** Begin Entries supplied **

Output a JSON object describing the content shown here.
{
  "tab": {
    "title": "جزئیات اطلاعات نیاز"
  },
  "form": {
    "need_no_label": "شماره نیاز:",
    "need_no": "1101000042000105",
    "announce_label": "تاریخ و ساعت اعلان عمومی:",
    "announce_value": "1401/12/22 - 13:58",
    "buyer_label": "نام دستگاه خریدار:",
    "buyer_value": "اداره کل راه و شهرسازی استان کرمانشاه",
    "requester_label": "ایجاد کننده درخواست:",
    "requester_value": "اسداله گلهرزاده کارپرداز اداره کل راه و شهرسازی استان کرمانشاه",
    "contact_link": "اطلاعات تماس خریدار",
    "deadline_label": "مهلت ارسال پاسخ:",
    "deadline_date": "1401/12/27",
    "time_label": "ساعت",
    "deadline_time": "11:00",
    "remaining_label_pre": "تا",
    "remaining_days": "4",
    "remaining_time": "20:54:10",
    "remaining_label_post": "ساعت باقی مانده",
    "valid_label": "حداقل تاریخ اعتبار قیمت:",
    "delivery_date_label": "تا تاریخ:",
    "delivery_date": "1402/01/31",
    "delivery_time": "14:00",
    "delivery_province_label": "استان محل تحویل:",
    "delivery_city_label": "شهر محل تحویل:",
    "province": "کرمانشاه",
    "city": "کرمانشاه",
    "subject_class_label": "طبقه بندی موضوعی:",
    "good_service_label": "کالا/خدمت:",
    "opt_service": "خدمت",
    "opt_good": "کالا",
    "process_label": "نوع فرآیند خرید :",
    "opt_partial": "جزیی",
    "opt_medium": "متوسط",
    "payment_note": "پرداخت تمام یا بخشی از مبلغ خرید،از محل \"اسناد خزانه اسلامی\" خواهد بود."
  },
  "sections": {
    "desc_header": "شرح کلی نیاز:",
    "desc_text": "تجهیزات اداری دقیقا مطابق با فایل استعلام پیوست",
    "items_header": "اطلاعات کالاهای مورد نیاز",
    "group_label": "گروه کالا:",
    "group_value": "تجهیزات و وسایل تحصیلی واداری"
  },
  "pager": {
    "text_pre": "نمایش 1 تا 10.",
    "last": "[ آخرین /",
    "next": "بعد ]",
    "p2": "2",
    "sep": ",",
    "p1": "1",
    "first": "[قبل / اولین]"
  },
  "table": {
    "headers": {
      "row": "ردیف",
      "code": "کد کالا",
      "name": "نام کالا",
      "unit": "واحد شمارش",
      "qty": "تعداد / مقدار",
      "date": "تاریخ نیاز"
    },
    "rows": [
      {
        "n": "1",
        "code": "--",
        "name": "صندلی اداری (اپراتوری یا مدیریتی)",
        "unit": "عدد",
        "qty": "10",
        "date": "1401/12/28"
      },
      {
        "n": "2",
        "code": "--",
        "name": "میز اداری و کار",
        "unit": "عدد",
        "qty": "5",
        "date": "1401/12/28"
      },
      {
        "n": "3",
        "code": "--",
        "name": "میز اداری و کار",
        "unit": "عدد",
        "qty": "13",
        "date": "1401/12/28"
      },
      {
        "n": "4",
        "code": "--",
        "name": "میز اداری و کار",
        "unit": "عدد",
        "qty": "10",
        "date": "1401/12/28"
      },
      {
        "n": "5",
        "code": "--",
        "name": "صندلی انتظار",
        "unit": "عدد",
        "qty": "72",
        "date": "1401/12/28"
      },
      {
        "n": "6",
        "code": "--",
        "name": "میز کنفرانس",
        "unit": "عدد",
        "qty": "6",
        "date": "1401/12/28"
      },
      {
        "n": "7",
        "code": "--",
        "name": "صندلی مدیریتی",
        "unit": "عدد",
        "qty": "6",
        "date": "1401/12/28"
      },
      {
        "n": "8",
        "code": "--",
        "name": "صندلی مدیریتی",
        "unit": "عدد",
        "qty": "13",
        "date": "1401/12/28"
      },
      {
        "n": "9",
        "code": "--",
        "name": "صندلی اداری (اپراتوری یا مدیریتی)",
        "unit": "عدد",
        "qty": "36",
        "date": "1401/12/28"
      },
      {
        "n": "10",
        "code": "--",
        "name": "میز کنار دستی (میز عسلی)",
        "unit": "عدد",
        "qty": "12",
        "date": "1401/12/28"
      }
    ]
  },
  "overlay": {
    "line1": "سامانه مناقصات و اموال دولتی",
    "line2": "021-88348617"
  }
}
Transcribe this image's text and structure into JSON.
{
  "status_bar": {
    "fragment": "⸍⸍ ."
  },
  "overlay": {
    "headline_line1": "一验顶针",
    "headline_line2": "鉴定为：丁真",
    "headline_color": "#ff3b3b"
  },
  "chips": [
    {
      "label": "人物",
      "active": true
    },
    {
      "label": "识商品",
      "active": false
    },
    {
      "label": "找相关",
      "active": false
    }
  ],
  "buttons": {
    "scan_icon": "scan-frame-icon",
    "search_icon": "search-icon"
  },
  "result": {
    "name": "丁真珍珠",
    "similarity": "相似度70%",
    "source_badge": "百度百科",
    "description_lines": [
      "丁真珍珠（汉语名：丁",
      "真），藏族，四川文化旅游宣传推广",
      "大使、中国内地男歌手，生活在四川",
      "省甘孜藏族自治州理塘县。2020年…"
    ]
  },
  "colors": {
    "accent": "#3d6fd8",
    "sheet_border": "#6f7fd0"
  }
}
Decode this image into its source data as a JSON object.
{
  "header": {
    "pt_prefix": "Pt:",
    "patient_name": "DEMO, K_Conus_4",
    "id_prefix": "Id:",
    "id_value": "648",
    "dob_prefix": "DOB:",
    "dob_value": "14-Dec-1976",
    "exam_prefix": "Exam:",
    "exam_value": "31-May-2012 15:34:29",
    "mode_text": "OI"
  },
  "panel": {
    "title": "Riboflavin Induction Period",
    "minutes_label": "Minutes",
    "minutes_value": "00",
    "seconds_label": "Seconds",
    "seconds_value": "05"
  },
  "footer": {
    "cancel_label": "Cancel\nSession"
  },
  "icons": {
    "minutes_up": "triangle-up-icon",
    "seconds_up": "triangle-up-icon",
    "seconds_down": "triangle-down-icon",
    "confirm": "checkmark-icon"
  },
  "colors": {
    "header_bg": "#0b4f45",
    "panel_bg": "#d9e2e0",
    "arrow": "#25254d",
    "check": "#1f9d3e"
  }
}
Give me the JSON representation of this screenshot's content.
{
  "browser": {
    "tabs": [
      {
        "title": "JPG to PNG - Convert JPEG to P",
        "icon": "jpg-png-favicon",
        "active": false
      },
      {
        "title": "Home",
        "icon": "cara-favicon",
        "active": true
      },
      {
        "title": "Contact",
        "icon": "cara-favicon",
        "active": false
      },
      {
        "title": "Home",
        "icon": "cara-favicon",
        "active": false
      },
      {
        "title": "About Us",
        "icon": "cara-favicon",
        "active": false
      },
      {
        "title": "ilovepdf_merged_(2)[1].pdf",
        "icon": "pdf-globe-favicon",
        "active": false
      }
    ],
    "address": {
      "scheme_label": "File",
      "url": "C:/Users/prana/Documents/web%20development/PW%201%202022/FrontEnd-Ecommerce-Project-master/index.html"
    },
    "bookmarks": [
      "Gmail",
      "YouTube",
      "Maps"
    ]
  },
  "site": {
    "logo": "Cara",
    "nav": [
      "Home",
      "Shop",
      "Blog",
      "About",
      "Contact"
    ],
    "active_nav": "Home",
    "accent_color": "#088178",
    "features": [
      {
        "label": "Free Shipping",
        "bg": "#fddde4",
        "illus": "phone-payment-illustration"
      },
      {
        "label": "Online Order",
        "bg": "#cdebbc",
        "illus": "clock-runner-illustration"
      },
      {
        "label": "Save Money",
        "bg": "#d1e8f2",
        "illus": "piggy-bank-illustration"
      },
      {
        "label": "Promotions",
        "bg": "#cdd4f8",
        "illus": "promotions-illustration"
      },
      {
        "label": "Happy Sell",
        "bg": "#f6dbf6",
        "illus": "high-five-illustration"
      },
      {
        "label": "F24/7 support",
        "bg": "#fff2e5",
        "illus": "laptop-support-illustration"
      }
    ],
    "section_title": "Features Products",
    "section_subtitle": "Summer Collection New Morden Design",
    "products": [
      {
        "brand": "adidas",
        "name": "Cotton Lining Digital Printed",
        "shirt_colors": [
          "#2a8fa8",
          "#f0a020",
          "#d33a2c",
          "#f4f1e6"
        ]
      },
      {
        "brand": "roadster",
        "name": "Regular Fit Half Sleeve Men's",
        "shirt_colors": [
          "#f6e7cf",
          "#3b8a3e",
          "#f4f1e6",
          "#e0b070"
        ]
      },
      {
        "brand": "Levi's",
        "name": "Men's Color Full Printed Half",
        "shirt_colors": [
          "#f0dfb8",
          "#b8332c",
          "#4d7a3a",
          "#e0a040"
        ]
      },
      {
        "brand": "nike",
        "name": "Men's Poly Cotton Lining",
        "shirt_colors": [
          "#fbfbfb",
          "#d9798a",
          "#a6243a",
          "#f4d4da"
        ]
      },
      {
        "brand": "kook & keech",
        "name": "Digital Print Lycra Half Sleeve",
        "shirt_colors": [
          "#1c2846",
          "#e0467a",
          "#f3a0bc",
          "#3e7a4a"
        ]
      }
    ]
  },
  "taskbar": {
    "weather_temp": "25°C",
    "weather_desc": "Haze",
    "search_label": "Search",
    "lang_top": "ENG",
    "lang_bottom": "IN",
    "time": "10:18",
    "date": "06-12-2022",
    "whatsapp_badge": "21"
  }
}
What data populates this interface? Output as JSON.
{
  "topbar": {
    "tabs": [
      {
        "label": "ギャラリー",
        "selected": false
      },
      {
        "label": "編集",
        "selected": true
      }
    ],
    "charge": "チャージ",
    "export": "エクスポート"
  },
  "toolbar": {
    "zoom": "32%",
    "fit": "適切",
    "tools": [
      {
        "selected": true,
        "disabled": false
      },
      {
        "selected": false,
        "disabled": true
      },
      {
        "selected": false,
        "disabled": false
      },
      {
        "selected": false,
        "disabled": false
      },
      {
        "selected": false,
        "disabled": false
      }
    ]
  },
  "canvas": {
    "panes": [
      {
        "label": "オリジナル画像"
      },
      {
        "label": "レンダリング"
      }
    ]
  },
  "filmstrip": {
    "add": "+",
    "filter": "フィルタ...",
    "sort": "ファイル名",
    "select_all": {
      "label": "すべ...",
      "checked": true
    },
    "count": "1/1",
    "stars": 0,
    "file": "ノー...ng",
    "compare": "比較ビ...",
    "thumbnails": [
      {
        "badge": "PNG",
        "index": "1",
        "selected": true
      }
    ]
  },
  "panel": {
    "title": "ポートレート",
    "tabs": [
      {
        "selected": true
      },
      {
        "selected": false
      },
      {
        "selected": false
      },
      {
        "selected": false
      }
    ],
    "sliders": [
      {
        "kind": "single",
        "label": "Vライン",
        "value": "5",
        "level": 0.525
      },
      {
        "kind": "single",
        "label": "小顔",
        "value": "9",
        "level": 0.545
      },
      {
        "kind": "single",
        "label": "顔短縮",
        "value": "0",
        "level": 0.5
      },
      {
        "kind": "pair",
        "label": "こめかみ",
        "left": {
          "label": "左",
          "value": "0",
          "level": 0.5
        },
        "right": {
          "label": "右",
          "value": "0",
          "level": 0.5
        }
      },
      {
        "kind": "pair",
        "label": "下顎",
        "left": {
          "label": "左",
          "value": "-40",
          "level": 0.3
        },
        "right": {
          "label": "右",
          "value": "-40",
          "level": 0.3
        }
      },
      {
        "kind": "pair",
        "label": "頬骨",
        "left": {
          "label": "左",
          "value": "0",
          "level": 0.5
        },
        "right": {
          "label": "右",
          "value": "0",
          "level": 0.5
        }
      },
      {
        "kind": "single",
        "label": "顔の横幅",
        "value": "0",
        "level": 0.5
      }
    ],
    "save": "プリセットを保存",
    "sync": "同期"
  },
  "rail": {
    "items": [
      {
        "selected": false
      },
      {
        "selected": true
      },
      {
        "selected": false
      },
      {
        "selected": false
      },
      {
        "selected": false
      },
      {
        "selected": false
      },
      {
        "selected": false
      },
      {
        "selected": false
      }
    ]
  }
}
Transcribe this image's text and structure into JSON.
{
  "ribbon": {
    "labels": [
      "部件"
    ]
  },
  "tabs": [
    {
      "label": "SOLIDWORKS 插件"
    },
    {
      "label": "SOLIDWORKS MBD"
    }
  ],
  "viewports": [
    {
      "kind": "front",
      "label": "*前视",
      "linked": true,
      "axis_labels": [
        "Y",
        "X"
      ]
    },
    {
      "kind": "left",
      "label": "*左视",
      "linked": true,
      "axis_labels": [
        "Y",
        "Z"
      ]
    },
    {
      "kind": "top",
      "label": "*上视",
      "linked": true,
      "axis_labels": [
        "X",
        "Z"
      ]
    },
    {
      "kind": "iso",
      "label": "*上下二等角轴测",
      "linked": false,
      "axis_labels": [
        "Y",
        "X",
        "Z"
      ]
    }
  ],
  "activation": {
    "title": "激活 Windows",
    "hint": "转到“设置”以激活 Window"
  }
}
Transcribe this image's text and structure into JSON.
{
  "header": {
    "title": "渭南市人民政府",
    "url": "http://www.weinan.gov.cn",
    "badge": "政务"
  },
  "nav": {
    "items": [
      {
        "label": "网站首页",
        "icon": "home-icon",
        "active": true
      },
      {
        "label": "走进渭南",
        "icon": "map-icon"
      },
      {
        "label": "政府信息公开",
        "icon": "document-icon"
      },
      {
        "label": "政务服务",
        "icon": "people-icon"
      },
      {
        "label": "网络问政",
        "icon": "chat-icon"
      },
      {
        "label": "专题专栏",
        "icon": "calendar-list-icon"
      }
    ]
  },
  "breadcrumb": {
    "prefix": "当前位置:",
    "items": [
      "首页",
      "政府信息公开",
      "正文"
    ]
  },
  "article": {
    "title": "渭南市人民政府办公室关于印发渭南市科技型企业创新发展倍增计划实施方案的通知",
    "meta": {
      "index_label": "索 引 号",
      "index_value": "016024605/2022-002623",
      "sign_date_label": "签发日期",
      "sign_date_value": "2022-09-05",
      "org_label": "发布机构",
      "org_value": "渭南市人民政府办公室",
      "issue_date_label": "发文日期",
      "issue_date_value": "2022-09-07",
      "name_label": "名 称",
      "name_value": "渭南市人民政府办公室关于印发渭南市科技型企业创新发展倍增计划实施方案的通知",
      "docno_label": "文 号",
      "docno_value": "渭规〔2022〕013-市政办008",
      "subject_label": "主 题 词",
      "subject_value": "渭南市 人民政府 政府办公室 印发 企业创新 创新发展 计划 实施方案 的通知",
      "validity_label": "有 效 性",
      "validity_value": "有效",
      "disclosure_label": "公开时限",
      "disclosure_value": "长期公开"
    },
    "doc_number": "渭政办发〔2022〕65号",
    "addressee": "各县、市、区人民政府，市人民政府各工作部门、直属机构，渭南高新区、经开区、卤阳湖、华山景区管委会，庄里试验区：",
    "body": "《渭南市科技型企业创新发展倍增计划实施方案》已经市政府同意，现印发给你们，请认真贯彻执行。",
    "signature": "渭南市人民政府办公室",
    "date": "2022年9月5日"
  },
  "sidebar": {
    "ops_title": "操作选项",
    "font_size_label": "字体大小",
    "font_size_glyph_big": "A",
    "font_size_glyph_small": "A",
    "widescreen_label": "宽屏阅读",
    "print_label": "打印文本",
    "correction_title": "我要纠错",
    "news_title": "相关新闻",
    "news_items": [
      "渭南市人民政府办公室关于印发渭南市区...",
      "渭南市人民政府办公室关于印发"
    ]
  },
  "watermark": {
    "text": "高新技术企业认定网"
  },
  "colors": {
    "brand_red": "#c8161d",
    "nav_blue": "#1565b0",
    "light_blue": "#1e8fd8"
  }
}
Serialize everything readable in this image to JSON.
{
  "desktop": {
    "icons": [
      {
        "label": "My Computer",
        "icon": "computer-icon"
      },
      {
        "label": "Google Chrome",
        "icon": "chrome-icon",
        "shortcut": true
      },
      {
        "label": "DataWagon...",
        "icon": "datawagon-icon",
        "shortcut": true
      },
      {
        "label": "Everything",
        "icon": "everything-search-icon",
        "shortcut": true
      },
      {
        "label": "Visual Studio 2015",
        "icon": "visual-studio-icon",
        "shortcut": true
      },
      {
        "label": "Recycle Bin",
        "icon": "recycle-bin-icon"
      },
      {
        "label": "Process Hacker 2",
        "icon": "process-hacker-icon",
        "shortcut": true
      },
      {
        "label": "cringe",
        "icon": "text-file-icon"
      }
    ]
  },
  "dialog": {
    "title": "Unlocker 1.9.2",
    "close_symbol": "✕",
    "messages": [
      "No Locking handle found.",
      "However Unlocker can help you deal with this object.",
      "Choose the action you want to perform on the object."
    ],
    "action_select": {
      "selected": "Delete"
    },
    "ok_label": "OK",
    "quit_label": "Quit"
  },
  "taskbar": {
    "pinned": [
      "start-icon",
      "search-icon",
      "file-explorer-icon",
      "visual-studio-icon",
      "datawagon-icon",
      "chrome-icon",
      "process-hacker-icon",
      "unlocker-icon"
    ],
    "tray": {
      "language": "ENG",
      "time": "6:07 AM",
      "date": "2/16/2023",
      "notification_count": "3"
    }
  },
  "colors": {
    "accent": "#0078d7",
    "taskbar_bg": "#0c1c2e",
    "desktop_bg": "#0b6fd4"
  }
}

** End Entries supplied **

[Set exercise] Find the word "نیاز" in the records and pull out each line that has it.

[Exercise response]
    "title": "جزئیات اطلاعات نیاز"
    "need_no_label": "شماره نیاز:",
    "desc_header": "شرح کلی نیاز:",
    "items_header": "اطلاعات کالاهای مورد نیاز",
      "date": "تاریخ نیاز"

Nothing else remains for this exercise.